Excerpted data
--- --- ---

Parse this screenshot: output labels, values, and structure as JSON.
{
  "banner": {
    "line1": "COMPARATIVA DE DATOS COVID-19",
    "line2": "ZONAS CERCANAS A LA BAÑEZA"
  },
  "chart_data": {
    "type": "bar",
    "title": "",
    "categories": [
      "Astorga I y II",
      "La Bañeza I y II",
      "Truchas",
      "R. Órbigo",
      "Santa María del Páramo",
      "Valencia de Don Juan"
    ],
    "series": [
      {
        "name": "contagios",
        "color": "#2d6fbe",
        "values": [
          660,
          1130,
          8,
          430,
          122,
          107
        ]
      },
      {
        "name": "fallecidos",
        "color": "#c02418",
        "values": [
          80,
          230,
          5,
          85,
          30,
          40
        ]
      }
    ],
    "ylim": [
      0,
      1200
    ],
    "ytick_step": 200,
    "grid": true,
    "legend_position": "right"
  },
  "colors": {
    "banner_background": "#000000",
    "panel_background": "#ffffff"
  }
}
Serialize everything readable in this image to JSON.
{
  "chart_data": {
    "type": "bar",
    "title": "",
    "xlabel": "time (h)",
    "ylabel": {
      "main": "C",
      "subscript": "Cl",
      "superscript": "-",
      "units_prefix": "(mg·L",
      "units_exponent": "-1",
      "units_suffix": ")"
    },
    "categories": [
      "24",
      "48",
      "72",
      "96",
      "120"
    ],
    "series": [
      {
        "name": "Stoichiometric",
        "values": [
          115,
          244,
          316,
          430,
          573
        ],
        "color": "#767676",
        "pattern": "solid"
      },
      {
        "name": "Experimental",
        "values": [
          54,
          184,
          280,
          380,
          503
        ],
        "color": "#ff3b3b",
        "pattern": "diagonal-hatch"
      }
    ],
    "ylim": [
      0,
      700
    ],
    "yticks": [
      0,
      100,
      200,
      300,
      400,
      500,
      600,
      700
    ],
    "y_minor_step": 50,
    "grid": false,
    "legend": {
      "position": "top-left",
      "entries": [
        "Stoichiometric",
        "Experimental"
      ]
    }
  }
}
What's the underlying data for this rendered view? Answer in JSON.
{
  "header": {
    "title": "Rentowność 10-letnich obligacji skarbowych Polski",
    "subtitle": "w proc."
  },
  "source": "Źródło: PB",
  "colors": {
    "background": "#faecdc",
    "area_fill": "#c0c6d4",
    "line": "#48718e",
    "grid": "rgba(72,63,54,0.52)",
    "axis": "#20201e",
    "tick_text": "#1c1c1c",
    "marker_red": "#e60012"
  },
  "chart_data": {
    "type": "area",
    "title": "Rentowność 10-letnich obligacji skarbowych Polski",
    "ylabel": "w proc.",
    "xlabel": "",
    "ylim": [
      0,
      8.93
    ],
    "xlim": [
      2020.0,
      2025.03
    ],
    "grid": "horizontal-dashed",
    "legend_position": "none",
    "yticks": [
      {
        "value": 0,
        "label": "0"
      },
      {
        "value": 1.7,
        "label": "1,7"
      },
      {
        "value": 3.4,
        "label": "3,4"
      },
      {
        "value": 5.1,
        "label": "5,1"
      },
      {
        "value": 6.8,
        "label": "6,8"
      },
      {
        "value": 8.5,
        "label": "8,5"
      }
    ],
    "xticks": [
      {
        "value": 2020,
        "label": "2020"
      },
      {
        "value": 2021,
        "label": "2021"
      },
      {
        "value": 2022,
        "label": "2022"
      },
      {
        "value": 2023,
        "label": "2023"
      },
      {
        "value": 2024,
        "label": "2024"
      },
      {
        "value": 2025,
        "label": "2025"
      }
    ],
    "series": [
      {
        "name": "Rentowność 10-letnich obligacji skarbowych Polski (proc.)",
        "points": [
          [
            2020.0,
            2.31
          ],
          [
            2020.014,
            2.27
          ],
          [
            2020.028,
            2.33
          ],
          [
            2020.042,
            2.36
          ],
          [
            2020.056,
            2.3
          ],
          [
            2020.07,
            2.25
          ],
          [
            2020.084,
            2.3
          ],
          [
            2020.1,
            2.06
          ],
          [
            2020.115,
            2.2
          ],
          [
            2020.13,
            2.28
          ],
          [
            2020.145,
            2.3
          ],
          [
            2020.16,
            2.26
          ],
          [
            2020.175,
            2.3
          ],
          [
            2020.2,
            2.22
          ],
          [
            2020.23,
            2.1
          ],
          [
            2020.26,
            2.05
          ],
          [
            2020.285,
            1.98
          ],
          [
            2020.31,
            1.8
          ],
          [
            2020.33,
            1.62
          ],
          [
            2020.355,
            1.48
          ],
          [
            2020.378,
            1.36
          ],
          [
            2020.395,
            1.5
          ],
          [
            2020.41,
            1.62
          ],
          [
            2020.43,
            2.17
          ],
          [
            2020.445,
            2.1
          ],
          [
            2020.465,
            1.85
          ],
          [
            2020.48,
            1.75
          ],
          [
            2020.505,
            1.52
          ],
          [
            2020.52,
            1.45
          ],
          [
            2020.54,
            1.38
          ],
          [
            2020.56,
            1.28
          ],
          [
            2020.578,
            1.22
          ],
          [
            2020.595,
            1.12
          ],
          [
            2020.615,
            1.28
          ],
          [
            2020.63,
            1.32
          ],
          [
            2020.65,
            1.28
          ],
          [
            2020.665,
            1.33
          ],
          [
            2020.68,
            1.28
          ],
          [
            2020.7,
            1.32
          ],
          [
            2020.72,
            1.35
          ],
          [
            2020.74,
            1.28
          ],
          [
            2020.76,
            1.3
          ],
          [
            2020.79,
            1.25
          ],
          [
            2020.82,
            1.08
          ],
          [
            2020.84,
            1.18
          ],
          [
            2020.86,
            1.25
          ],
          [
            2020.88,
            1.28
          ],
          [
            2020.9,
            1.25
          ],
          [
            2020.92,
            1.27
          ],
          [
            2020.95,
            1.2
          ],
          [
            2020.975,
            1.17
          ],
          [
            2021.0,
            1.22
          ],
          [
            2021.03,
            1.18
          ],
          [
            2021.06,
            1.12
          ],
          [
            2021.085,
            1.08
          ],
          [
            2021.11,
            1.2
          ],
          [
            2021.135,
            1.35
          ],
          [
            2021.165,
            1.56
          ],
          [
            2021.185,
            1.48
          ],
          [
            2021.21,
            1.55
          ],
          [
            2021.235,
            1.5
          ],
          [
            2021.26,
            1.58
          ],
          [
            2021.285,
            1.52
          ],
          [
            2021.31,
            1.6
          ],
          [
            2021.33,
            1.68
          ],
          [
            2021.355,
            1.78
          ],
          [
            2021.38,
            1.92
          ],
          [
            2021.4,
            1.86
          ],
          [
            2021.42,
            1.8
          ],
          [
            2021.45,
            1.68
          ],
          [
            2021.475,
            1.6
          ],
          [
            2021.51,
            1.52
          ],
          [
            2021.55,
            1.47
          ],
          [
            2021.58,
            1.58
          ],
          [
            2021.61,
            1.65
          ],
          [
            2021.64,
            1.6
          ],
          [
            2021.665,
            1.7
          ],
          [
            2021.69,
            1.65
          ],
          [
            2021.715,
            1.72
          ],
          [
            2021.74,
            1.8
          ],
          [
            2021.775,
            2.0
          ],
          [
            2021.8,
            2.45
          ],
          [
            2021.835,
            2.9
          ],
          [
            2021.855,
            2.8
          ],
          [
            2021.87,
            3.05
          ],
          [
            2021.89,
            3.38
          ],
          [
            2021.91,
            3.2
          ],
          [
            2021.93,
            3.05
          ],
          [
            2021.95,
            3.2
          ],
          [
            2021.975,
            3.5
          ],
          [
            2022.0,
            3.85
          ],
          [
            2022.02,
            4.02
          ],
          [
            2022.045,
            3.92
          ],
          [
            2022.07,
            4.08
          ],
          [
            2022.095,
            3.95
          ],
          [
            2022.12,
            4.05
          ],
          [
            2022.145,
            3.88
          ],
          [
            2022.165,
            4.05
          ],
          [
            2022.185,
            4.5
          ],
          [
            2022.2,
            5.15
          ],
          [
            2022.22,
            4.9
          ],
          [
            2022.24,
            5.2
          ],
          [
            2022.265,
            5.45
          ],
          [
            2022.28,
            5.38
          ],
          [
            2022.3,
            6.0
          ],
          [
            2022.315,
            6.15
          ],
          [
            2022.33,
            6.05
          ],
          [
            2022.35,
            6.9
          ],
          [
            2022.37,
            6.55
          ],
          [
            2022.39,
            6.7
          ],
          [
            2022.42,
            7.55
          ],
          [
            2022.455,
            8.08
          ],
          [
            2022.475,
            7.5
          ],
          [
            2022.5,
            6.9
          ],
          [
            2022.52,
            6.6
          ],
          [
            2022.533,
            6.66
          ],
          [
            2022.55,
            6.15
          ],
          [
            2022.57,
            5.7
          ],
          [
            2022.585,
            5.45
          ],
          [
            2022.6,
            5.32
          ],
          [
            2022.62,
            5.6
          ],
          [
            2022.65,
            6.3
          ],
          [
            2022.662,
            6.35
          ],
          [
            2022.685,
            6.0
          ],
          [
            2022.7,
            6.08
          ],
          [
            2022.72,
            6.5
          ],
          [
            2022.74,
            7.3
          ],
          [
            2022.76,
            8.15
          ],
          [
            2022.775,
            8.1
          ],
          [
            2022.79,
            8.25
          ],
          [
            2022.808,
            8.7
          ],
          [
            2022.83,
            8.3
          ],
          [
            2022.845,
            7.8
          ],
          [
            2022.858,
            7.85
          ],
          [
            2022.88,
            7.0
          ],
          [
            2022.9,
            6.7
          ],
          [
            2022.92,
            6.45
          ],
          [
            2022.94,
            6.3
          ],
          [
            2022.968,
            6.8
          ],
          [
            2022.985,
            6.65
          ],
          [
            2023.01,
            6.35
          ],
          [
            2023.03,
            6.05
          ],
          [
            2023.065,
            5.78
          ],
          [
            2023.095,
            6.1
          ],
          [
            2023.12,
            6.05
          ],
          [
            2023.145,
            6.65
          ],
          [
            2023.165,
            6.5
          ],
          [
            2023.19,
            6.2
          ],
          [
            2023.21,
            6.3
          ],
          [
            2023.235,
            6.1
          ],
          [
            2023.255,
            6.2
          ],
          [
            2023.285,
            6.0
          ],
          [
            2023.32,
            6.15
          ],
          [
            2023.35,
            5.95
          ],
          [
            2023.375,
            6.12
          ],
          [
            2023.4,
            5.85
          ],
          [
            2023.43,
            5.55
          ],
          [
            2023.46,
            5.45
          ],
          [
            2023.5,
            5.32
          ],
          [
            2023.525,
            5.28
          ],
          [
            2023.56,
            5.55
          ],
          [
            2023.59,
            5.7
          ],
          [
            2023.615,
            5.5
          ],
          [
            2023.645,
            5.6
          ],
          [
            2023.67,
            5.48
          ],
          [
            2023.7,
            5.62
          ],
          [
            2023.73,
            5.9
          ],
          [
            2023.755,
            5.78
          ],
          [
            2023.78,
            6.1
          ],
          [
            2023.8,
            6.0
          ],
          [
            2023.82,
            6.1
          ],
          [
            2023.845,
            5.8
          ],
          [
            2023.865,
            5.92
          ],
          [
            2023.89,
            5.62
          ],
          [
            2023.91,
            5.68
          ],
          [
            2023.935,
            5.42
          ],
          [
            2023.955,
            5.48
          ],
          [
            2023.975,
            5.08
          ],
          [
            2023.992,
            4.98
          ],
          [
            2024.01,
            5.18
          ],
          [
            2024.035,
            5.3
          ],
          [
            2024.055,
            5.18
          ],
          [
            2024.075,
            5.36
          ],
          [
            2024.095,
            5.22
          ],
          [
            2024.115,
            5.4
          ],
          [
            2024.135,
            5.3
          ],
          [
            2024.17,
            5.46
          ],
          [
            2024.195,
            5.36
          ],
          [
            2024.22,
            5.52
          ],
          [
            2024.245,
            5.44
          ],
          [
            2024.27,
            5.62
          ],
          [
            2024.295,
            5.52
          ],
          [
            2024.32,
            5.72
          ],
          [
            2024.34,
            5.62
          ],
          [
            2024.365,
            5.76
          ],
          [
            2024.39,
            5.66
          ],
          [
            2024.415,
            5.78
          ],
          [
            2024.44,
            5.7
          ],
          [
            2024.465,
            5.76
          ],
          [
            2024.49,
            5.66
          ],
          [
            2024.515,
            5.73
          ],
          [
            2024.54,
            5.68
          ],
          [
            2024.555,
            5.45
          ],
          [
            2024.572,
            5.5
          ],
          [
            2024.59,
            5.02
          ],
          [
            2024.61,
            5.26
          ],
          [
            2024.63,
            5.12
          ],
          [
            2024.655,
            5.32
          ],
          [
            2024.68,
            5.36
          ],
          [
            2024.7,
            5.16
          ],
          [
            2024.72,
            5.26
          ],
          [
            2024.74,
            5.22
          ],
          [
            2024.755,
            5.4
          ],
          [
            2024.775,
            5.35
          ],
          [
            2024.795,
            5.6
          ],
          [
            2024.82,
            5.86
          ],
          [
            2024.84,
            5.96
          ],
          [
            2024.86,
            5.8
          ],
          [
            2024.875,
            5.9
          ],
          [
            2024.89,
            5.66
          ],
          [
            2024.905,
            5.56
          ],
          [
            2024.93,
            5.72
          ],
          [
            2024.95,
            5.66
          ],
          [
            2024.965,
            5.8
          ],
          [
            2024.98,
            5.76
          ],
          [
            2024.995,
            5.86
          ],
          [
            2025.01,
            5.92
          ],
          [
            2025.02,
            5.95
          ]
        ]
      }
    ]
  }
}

--- --- ---

What is being asked
Copy every line above that includes the string "grid".

Written response
    "grid": true,
    "grid": false,
    "grid": "rgba(72,63,54,0.52)",
    "grid": "horizontal-dashed",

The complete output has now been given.